In addition to the Judeo-Roman or Judeo-Hellenic historians Artapanus, Eupolemus, Josephus, and Philo, a few non-Jewish historians including Hecataeus of Abdera (quoted by Diodorus Siculus), Alexander Polyhistor, Manetho, Apion, Chaeremon of Alexandria, Tacitus and Porphyry also make reference to him. The extent to which any of these accounts rely on earlier sources is unknown. Moses also appears in other religious texts such as the Mishnah (c. 200 CE) and the Midrash (200–1200 CE).

The figure of Osarseph in Hellenistic historiography is a renegade Egyptian priest who leads an army of lepers against the pharaoh and is finally expelled from Egypt, changing his name to Moses.

Hecataeus
The earliest existing reference to Moses in Greek literature occurs in the Egyptian history of Hecataeus of Abdera (4th century BCE). All that remains of his description of Moses are two references made by Diodorus Siculus, wherein, writes historian Arthur Droge, he "describes Moses as a wise and courageous leader who left Egypt and colonized Judaea". Among the many accomplishments described by Hecataeus, Moses had founded cities, established a temple and religious cult, and issued laws:

Droge also points out that this statement by Hecataeus was similar to statements made subsequently by Eupolemus.

Artapanus

The Jewish historian Artapanus of Alexandria (2nd century BCE), portrayed Moses as a cultural hero, alien to the Pharaonic court. According to theologian John Barclay, the Moses of Artapanus "clearly bears the destiny of the Jews, and in his personal, cultural and military splendor, brings credit to the whole Jewish people".

▶ [Work instruction]: Decide whether each statement agrees with the excerpt on Moses in ancient histories, answering yes or no and quoting the text's deciding words. 1. Hecataeus of Abdera wrote in the 4th century BCE. 2. Artapanus was a non-Jewish historian. 3. It is known how far these accounts relied on earlier sources. The listing has no connection to the text.

▶ [Information provided]:

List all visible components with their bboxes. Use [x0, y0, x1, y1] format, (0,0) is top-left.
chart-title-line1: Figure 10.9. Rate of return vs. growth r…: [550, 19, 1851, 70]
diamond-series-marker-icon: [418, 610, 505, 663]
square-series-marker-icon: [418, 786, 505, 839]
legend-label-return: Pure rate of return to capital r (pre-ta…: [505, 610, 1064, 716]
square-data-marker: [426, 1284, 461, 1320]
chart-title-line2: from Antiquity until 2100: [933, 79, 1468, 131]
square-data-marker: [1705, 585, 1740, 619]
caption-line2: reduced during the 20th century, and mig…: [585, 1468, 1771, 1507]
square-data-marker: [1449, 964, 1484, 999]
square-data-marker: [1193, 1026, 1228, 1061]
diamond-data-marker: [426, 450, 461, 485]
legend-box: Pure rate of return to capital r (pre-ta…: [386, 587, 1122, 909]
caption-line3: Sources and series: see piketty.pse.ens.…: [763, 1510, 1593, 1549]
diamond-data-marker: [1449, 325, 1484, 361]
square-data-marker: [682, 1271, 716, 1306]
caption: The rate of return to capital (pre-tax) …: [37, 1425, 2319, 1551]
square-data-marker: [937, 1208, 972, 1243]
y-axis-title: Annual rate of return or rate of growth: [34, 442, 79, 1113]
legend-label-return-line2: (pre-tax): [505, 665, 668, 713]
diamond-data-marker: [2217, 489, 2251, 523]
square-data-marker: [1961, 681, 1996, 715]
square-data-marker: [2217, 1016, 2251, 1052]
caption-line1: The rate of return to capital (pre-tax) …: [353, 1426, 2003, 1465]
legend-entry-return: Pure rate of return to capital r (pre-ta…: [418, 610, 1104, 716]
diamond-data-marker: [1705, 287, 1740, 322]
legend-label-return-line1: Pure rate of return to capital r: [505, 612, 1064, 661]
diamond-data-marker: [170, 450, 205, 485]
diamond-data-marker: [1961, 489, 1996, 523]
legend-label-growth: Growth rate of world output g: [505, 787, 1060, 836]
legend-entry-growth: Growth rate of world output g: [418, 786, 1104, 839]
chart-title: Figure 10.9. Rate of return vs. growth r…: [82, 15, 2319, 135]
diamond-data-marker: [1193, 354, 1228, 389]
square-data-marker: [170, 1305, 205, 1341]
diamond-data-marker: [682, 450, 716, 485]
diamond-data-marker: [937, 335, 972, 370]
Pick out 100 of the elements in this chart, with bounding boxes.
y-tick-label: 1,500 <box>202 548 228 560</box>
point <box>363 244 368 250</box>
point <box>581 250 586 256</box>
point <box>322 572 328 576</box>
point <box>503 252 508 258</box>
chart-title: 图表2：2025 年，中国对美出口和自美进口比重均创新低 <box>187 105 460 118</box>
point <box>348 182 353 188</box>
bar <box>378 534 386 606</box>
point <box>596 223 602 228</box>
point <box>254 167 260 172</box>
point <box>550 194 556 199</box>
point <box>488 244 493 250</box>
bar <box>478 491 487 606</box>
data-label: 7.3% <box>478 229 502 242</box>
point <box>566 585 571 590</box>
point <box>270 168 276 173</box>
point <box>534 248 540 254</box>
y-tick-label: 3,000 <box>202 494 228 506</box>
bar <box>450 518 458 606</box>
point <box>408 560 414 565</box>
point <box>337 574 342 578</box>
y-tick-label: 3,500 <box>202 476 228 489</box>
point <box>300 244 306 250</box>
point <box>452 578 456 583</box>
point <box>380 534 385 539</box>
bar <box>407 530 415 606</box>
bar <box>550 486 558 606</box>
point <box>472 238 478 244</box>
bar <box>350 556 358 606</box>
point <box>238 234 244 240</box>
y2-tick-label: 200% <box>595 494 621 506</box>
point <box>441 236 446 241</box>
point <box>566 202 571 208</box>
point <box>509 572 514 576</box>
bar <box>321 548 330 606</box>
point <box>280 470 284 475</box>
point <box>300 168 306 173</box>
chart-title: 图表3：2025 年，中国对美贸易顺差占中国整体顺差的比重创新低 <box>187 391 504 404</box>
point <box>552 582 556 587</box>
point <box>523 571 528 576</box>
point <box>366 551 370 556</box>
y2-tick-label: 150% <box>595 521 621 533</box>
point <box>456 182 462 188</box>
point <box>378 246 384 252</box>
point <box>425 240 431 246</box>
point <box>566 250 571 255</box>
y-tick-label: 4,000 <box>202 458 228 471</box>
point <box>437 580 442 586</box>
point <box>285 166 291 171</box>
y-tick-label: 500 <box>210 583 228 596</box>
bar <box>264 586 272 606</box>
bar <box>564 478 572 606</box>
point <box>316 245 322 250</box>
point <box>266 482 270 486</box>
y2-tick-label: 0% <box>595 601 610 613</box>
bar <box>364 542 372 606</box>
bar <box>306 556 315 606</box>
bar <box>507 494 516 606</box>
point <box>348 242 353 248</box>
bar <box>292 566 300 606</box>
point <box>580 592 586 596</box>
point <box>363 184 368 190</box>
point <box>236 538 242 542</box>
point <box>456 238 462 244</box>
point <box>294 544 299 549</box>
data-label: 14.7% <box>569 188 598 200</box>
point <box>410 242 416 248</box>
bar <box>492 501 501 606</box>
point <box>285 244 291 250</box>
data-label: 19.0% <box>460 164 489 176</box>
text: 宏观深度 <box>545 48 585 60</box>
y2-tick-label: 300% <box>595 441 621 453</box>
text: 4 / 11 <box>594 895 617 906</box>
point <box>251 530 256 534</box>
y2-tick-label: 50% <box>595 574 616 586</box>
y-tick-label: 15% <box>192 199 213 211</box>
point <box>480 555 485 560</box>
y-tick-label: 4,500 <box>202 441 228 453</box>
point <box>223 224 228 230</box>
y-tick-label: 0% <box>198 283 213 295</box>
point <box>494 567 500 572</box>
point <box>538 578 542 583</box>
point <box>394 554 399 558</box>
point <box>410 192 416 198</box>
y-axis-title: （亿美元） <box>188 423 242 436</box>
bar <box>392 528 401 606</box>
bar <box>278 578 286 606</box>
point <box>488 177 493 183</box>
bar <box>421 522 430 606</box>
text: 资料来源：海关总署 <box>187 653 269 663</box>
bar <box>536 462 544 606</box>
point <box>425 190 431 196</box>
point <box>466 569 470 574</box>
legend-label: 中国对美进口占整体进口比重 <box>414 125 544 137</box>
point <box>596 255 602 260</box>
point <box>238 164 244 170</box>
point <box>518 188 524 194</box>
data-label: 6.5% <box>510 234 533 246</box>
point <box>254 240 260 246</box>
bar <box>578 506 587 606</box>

▶ [Response to this exercise]:
1. Yes: "Hecataeus of Abdera (4th century BCE)"
2. No: "The Jewish historian Artapanus of Alexandria"
3. No: "The extent to which any of these accounts rely on earlier sources is unknown."